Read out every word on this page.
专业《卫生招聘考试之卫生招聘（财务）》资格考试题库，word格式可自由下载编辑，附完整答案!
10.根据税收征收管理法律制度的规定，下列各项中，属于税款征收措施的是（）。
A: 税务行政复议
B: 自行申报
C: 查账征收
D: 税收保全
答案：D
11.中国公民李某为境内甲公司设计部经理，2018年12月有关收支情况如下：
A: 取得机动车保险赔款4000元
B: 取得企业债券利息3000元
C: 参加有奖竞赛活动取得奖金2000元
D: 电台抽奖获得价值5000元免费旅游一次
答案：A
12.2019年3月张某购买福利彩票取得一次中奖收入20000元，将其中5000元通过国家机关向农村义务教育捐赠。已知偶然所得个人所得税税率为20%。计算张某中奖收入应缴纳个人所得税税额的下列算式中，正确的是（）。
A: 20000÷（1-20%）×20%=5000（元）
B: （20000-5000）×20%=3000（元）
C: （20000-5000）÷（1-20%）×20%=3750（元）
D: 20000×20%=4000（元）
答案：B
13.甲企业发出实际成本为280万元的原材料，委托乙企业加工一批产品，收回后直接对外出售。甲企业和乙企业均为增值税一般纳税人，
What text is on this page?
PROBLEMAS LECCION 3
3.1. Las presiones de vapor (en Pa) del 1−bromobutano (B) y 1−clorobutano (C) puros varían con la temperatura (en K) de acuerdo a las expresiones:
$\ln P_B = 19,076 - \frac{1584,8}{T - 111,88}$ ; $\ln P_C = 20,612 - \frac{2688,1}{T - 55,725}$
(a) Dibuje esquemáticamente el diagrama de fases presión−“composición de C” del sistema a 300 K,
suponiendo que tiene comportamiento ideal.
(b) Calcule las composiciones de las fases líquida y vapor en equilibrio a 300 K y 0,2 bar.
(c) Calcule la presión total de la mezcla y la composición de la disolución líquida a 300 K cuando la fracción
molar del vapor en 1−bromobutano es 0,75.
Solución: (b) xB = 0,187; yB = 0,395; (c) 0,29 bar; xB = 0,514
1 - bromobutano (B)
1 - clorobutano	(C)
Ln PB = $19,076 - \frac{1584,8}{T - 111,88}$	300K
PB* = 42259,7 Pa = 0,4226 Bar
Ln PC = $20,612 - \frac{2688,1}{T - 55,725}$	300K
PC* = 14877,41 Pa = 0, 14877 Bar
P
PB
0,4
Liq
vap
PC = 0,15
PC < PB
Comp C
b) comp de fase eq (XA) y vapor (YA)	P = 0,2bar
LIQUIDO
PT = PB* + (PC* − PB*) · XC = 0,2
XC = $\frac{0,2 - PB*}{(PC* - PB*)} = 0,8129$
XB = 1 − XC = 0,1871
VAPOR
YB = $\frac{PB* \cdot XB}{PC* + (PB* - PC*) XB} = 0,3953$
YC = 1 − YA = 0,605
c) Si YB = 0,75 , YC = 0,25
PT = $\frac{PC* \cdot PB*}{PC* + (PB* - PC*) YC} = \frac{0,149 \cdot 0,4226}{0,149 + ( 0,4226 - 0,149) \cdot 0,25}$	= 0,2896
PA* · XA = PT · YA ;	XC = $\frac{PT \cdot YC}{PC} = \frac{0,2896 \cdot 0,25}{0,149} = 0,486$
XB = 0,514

■ ■ ■ ■

> TASK TO CARRY OUT
Print out every record again, exactly and in full.

> TASK SOLUTION
Read out every word on this page.
专业《卫生招聘考试之卫生招聘（财务）》资格考试题库，word格式可自由下载编辑，附完整答案!
10.根据税收征收管理法律制度的规定，下列各项中，属于税款征收措施的是（）。
A: 税务行政复议
B: 自行申报
C: 查账征收
D: 税收保全
答案：D
11.中国公民李某为境内甲公司设计部经理，2018年12月有关收支情况如下：
A: 取得机动车保险赔款4000元
B: 取得企业债券利息3000元
C: 参加有奖竞赛活动取得奖金2000元
D: 电台抽奖获得价值5000元免费旅游一次
答案：A
12.2019年3月张某购买福利彩票取得一次中奖收入20000元，将其中5000元通过国家机关向农村义务教育捐赠。已知偶然所得个人所得税税率为20%。计算张某中奖收入应缴纳个人所得税税额的下列算式中，正确的是（）。
A: 20000÷（1-20%）×20%=5000（元）
B: （20000-5000）×20%=3000（元）
C: （20000-5000）÷（1-20%）×20%=3750（元）
D: 20000×20%=4000（元）
答案：B
13.甲企业发出实际成本为280万元的原材料，委托乙企业加工一批产品，收回后直接对外出售。甲企业和乙企业均为增值税一般纳税人，
What text is on this page?
PROBLEMAS LECCION 3
3.1. Las presiones de vapor (en Pa) del 1−bromobutano (B) y 1−clorobutano (C) puros varían con la temperatura (en K) de acuerdo a las expresiones:
$\ln P_B = 19,076 - \frac{1584,8}{T - 111,88}$ ; $\ln P_C = 20,612 - \frac{2688,1}{T - 55,725}$
(a) Dibuje esquemáticamente el diagrama de fases presión−“composición de C” del sistema a 300 K,
suponiendo que tiene comportamiento ideal.
(b) Calcule las composiciones de las fases líquida y vapor en equilibrio a 300 K y 0,2 bar.
(c) Calcule la presión total de la mezcla y la composición de la disolución líquida a 300 K cuando la fracción
molar del vapor en 1−bromobutano es 0,75.
Solución: (b) xB = 0,187; yB = 0,395; (c) 0,29 bar; xB = 0,514
1 - bromobutano (B)
1 - clorobutano	(C)
Ln PB = $19,076 - \frac{1584,8}{T - 111,88}$	300K
PB* = 42259,7 Pa = 0,4226 Bar
Ln PC = $20,612 - \frac{2688,1}{T - 55,725}$	300K
PC* = 14877,41 Pa = 0, 14877 Bar
P
PB
0,4
Liq
vap
PC = 0,15
PC < PB
Comp C
b) comp de fase eq (XA) y vapor (YA)	P = 0,2bar
LIQUIDO
PT = PB* + (PC* − PB*) · XC = 0,2
XC = $\frac{0,2 - PB*}{(PC* - PB*)} = 0,8129$
XB = 1 − XC = 0,1871
VAPOR
YB = $\frac{PB* \cdot XB}{PC* + (PB* - PC*) XB} = 0,3953$
YC = 1 − YA = 0,605
c) Si YB = 0,75 , YC = 0,25
PT = $\frac{PC* \cdot PB*}{PC* + (PB* - PC*) YC} = \frac{0,149 \cdot 0,4226}{0,149 + ( 0,4226 - 0,149) \cdot 0,25}$	= 0,2896
PA* · XA = PT · YA ;	XC = $\frac{PT \cdot YC}{PC} = \frac{0,2896 \cdot 0,25}{0,149} = 0,486$
XB = 0,514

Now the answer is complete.